Extracted data entries
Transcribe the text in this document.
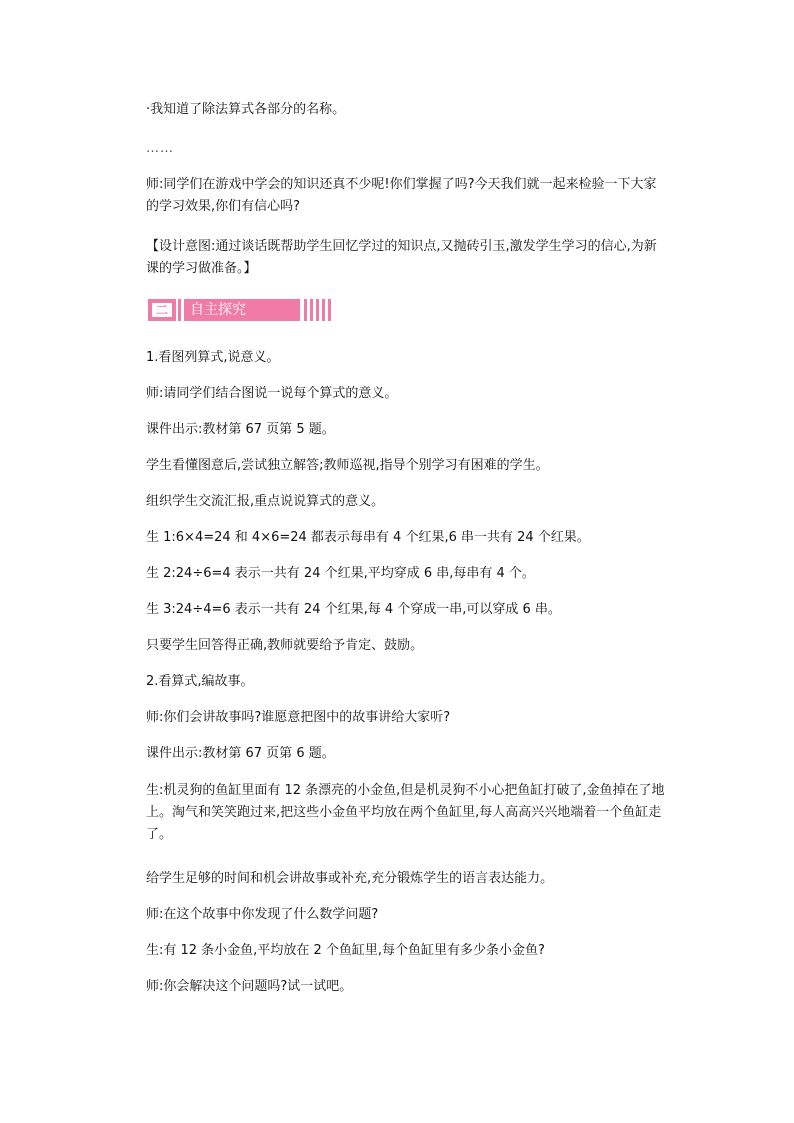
·我知道了除法算式各部分的名称。

……

师:同学们在游戏中学会的知识还真不少呢!你们掌握了吗?今天我们就一起来检验一下大家的学习效果,你们有信心吗?

【设计意图:通过谈话既帮助学生回忆学过的知识点,又抛砖引玉,激发学生学习的信心,为新课的学习做准备。】

二 自主探究

1.看图列算式,说意义。

师:请同学们结合图说一说每个算式的意义。

课件出示:教材第 67 页第 5 题。

学生看懂图意后,尝试独立解答;教师巡视,指导个别学习有困难的学生。

组织学生交流汇报,重点说说算式的意义。

生 1:6×4=24 和 4×6=24 都表示每串有 4 个红果,6 串一共有 24 个红果。

生 2:24÷6=4 表示一共有 24 个红果,平均穿成 6 串,每串有 4 个。

生 3:24÷4=6 表示一共有 24 个红果,每 4 个穿成一串,可以穿成 6 串。

只要学生回答得正确,教师就要给予肯定、鼓励。

2.看算式,编故事。

师:你们会讲故事吗?谁愿意把图中的故事讲给大家听?

课件出示:教材第 67 页第 6 题。

生:机灵狗的鱼缸里面有 12 条漂亮的小金鱼,但是机灵狗不小心把鱼缸打破了,金鱼掉在了地上。淘气和笑笑跑过来,把这些小金鱼平均放在两个鱼缸里,每人高高兴兴地端着一个鱼缸走了。

给学生足够的时间和机会讲故事或补充,充分锻炼学生的语言表达能力。

师:在这个故事中你发现了什么数学问题?

生:有 12 条小金鱼,平均放在 2 个鱼缸里,每个鱼缸里有多少条小金鱼?

师:你会解决这个问题吗?试一试吧。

What to produce:
Check each line above for the string "表示一共有" and report how many lines have it, giving only the number.

Result of the task:
2